* START Data rows *
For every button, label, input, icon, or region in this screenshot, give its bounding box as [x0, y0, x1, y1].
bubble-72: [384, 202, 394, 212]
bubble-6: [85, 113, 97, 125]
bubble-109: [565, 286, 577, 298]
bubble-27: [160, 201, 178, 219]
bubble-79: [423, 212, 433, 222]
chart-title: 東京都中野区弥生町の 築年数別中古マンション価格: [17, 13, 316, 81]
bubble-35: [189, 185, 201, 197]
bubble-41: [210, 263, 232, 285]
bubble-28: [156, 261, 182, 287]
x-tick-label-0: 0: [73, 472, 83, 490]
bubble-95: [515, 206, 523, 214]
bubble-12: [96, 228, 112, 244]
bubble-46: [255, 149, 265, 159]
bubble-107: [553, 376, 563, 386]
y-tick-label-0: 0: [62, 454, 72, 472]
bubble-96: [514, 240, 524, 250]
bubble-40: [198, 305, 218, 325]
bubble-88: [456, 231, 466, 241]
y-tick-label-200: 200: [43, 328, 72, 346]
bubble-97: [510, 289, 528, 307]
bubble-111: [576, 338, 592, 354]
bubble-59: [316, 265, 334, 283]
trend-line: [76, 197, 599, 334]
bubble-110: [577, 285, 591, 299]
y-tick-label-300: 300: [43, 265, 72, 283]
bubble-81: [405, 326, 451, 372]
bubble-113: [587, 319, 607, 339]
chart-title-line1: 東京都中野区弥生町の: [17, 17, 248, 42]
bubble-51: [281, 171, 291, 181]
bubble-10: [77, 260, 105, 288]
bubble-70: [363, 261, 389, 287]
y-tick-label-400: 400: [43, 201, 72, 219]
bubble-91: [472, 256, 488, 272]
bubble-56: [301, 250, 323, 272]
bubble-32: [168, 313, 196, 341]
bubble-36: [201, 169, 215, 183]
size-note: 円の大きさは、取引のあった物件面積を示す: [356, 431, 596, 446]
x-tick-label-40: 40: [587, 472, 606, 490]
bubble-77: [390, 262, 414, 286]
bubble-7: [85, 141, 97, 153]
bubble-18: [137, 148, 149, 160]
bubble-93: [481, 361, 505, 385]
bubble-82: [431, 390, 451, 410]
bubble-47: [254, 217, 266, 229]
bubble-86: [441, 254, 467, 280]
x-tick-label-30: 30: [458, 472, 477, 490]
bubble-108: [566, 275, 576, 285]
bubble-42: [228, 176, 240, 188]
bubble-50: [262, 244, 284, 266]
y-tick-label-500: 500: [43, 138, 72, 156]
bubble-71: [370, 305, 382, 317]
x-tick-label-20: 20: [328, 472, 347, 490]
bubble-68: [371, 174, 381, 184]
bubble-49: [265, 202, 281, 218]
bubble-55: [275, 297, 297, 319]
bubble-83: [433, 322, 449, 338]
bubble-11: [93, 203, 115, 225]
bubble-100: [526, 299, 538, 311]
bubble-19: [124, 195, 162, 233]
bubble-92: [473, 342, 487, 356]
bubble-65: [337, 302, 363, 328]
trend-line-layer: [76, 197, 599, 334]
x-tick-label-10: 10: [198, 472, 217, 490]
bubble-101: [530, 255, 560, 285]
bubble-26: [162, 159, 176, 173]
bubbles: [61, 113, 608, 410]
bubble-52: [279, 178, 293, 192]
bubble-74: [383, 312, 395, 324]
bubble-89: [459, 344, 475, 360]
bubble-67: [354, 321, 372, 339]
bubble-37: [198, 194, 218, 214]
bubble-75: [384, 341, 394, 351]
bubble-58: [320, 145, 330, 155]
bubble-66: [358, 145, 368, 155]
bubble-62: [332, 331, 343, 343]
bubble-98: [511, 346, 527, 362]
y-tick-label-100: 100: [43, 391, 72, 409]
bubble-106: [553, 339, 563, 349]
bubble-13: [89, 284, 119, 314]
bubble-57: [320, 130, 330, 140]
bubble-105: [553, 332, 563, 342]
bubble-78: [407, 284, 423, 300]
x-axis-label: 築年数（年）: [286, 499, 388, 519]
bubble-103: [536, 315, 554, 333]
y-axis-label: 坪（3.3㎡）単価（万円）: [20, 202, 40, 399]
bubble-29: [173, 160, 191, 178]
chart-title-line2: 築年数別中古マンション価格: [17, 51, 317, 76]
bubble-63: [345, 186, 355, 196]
* END Data rows *
What to produce
Copy the lines from the first one up to and including the line with "bubble-79: [423, 212, 433, 222]".

Correct output
For every button, label, input, icon, or region in this screenshot, give its bounding box as [x0, y0, x1, y1].
bubble-72: [384, 202, 394, 212]
bubble-6: [85, 113, 97, 125]
bubble-109: [565, 286, 577, 298]
bubble-27: [160, 201, 178, 219]
bubble-79: [423, 212, 433, 222]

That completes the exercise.